-- Start of Dataset records --

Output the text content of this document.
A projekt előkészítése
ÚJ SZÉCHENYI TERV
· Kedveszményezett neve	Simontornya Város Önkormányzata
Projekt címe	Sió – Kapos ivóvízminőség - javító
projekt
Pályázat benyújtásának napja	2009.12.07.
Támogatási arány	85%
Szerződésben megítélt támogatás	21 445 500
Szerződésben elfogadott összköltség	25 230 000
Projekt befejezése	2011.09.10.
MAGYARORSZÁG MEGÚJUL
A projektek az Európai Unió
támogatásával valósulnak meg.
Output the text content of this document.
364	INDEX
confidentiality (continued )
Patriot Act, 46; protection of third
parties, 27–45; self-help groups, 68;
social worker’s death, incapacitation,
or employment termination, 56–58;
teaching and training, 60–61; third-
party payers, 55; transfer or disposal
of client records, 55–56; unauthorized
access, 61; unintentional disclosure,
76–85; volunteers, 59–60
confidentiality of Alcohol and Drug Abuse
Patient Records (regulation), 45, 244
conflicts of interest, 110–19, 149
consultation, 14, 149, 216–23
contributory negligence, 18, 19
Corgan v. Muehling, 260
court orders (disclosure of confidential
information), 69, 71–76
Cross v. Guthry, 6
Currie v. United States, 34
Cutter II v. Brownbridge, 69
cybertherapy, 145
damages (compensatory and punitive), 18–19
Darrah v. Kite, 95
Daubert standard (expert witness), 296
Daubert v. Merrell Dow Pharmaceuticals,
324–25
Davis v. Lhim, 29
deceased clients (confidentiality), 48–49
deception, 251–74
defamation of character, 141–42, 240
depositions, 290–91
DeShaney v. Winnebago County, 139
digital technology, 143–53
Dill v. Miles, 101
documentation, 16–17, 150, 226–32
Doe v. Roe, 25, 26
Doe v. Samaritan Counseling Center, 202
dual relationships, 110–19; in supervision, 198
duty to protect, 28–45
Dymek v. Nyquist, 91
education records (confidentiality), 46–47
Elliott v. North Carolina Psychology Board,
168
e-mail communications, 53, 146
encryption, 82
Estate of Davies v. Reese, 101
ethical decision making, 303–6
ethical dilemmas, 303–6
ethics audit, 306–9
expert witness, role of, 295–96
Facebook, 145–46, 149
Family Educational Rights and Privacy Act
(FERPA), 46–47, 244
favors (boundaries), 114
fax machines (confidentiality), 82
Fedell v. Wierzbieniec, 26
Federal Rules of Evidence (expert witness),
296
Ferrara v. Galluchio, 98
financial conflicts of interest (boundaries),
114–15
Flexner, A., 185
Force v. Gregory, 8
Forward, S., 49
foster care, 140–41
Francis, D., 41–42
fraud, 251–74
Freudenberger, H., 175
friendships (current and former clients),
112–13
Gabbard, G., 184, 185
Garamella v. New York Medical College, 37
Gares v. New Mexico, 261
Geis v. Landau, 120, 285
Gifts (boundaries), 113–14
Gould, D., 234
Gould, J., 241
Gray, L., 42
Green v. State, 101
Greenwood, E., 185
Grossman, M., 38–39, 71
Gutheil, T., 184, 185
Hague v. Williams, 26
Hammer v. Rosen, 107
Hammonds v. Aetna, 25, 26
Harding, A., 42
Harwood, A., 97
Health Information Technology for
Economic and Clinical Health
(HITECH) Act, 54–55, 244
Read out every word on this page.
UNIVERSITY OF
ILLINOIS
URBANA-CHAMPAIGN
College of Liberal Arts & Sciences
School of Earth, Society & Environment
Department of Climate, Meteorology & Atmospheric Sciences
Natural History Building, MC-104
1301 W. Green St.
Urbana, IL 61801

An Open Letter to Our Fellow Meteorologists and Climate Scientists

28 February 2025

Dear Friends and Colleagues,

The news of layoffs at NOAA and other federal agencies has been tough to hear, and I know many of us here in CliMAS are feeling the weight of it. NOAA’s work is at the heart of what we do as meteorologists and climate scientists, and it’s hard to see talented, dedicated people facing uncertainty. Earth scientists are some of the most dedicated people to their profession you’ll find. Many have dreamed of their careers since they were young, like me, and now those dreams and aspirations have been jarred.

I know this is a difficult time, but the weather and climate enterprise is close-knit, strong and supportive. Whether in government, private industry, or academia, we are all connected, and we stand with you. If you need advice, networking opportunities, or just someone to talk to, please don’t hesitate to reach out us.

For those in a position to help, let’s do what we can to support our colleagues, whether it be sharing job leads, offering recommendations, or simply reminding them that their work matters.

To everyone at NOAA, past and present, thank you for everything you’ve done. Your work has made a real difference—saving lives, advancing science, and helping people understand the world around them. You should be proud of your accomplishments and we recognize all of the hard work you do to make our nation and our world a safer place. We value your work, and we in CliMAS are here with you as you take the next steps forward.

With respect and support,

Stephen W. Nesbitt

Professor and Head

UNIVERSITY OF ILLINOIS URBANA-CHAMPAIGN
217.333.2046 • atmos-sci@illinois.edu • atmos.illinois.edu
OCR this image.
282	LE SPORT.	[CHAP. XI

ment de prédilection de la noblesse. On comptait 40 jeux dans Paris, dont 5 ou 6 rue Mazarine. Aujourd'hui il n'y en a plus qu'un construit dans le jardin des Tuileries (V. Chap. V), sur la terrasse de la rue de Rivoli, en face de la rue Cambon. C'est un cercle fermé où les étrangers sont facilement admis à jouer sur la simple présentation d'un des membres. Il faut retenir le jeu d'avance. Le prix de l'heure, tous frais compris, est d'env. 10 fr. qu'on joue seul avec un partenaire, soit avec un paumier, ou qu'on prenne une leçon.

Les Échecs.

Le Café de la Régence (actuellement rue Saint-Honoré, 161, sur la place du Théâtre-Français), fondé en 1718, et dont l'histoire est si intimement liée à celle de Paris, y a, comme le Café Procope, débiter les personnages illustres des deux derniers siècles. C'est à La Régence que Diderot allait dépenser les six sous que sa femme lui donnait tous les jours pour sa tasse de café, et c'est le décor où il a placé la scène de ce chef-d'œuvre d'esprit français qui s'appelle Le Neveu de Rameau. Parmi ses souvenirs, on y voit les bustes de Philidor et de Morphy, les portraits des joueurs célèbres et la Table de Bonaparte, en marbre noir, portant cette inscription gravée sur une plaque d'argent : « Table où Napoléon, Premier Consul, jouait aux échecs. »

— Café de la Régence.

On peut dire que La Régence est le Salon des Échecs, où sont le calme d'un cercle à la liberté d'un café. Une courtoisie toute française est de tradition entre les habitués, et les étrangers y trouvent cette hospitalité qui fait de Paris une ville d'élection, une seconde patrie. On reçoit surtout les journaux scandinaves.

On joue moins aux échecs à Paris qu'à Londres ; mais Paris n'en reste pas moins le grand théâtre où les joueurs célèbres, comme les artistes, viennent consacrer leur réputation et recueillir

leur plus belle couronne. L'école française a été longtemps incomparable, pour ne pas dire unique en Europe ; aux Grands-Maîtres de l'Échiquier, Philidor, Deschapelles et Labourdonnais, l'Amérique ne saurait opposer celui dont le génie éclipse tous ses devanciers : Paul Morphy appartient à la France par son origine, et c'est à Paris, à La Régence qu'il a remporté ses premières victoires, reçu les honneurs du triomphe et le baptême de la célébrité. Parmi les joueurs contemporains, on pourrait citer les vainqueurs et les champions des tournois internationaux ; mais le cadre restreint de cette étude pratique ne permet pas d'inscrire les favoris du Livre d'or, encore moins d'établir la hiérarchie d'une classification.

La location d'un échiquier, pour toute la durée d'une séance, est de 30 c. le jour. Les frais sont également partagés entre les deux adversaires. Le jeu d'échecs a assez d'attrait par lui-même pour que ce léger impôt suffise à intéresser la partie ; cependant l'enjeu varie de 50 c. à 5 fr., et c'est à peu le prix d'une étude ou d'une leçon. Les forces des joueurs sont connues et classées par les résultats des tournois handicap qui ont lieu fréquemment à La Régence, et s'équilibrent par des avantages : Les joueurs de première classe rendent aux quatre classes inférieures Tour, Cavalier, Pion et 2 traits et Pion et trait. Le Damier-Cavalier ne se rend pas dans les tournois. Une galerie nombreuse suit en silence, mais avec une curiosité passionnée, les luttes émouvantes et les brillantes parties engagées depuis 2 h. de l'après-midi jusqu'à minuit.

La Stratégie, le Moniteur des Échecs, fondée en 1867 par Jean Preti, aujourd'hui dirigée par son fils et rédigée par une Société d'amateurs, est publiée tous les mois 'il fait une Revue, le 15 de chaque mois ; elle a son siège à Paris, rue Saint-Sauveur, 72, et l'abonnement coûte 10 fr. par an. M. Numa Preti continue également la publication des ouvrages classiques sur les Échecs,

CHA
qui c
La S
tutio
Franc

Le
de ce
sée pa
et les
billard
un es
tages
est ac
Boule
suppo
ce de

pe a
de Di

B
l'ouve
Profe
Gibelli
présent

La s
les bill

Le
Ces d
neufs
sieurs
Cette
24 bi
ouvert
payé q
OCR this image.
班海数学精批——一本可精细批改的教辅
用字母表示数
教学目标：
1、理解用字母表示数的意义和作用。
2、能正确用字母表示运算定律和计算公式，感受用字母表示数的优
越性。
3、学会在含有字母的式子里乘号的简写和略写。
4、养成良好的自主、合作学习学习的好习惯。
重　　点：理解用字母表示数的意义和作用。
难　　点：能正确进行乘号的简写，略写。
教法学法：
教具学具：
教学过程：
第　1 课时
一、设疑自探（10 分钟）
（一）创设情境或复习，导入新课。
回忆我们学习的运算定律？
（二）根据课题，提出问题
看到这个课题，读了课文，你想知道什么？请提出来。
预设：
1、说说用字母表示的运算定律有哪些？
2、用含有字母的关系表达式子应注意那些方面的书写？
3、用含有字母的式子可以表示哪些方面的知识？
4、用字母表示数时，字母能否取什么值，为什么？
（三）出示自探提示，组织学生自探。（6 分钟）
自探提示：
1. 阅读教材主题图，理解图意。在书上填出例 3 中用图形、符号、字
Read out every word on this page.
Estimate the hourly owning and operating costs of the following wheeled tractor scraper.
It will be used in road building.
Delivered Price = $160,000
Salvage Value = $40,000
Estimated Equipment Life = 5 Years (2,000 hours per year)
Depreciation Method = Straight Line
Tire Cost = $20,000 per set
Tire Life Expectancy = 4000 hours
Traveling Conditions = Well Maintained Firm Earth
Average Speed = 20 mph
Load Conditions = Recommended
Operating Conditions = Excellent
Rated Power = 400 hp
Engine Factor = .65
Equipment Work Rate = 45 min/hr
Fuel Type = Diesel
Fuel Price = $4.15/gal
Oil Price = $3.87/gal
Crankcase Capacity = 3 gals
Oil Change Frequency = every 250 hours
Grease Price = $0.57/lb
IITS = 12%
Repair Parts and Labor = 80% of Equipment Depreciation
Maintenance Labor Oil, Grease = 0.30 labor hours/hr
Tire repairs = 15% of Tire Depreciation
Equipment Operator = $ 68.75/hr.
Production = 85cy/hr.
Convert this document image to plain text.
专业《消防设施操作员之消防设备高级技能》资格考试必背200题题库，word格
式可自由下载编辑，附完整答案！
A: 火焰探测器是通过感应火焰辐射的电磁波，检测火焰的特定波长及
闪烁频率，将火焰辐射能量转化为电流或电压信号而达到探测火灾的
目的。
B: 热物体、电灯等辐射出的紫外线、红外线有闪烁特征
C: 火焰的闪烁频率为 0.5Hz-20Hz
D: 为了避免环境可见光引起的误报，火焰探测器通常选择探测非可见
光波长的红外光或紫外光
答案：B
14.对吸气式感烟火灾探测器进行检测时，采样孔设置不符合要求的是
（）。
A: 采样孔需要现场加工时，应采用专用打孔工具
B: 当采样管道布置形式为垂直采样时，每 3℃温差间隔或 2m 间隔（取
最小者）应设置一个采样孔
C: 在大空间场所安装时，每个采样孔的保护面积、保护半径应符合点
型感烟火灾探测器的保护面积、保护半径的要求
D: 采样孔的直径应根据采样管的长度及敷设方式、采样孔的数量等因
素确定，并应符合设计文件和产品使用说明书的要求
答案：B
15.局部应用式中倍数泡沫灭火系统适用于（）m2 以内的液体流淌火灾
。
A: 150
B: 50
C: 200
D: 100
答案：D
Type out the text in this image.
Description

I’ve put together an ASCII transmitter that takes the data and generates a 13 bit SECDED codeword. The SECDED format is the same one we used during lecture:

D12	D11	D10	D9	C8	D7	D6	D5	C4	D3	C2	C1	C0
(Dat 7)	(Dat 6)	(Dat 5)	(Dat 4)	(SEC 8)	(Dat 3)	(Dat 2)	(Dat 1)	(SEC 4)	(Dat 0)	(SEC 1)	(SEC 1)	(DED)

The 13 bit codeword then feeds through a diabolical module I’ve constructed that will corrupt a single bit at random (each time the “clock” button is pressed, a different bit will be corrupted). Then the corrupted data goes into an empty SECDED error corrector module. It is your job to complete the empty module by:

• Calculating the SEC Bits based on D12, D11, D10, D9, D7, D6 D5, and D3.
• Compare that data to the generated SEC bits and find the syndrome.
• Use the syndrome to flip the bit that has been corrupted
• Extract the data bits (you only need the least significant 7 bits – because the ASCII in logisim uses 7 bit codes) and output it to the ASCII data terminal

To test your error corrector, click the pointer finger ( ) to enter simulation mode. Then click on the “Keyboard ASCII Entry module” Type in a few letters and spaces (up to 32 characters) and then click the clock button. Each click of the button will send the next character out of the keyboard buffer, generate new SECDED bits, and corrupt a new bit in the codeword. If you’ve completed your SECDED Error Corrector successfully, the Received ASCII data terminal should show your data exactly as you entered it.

-- End of Dataset records --

Gather every line from the listing above in which "place" appears, and copy those lines.

To everyone at NOAA, past and present, thank you for everything you’ve done. Your work has made a real difference—saving lives, advancing science, and helping people understand the world around them. You should be proud of your accomplishments and we recognize all of the hard work you do to make our nation and our world a safer place. We value your work, and we in CliMAS are here with you as you take the next steps forward.
Le Café de la Régence (actuellement rue Saint-Honoré, 161, sur la place du Théâtre-Français), fondé en 1718, et dont l'histoire est si intimement liée à celle de Paris, y a, comme le Café Procope, débiter les personnages illustres des deux derniers siècles. C'est à La Régence que Diderot allait dépenser les six sous que sa femme lui donnait tous les jours pour sa tasse de café, et c'est le décor où il a placé la scène de ce chef-d'œuvre d'esprit français qui s'appelle Le Neveu de Rameau. Parmi ses souvenirs, on y voit les bustes de Philidor et de Morphy, les portraits des joueurs célèbres et la Table de Bonaparte, en marbre noir, portant cette inscription gravée sur une plaque d'argent : « Table où Napoléon, Premier Consul, jouait aux échecs. »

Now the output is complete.